_Aim of the exercise:_ Write down every entry below once more, exactly.

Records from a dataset
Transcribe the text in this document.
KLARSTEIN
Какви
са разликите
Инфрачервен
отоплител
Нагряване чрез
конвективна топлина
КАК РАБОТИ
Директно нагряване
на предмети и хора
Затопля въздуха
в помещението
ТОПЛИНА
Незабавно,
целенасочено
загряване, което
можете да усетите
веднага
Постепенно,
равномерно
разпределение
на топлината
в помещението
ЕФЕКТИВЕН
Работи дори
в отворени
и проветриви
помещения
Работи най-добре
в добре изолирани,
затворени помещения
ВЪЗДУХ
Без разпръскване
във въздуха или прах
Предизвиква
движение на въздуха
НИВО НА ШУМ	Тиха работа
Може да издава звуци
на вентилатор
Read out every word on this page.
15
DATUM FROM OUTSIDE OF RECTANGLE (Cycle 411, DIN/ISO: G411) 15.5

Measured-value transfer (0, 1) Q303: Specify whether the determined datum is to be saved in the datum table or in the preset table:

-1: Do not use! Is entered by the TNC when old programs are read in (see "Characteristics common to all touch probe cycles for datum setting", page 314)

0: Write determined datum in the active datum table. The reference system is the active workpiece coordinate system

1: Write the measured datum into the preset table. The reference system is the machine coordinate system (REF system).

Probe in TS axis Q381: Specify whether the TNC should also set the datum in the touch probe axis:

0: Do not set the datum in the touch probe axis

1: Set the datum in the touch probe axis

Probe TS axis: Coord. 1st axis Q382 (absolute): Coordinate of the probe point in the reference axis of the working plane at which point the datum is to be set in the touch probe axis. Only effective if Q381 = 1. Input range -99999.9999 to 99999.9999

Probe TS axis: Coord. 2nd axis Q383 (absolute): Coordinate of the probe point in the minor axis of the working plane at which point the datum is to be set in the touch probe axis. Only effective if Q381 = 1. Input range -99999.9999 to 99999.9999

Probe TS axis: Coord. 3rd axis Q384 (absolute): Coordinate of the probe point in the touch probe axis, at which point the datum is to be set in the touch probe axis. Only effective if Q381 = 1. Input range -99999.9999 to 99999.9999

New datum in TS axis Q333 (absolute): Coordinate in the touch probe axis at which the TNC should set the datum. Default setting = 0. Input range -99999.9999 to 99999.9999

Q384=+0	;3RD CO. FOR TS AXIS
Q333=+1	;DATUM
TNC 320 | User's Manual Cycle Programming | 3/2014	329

_Completed task:_
Transcribe the text in this document.
KLARSTEIN
Какви
са разликите
Инфрачервен
отоплител
Нагряване чрез
конвективна топлина
КАК РАБОТИ
Директно нагряване
на предмети и хора
Затопля въздуха
в помещението
ТОПЛИНА
Незабавно,
целенасочено
загряване, което
можете да усетите
веднага
Постепенно,
равномерно
разпределение
на топлината
в помещението
ЕФЕКТИВЕН
Работи дори
в отворени
и проветриви
помещения
Работи най-добре
в добре изолирани,
затворени помещения
ВЪЗДУХ
Без разпръскване
във въздуха или прах
Предизвиква
движение на въздуха
НИВО НА ШУМ	Тиха работа
Може да издава звуци
на вентилатор
Read out every word on this page.
15
DATUM FROM OUTSIDE OF RECTANGLE (Cycle 411, DIN/ISO: G411) 15.5

Measured-value transfer (0, 1) Q303: Specify whether the determined datum is to be saved in the datum table or in the preset table:

-1: Do not use! Is entered by the TNC when old programs are read in (see "Characteristics common to all touch probe cycles for datum setting", page 314)

0: Write determined datum in the active datum table. The reference system is the active workpiece coordinate system

1: Write the measured datum into the preset table. The reference system is the machine coordinate system (REF system).

Probe in TS axis Q381: Specify whether the TNC should also set the datum in the touch probe axis:

0: Do not set the datum in the touch probe axis

1: Set the datum in the touch probe axis

Probe TS axis: Coord. 1st axis Q382 (absolute): Coordinate of the probe point in the reference axis of the working plane at which point the datum is to be set in the touch probe axis. Only effective if Q381 = 1. Input range -99999.9999 to 99999.9999

Probe TS axis: Coord. 2nd axis Q383 (absolute): Coordinate of the probe point in the minor axis of the working plane at which point the datum is to be set in the touch probe axis. Only effective if Q381 = 1. Input range -99999.9999 to 99999.9999

Probe TS axis: Coord. 3rd axis Q384 (absolute): Coordinate of the probe point in the touch probe axis, at which point the datum is to be set in the touch probe axis. Only effective if Q381 = 1. Input range -99999.9999 to 99999.9999

New datum in TS axis Q333 (absolute): Coordinate in the touch probe axis at which the TNC should set the datum. Default setting = 0. Input range -99999.9999 to 99999.9999

Q384=+0	;3RD CO. FOR TS AXIS
Q333=+1	;DATUM
TNC 320 | User's Manual Cycle Programming | 3/2014	329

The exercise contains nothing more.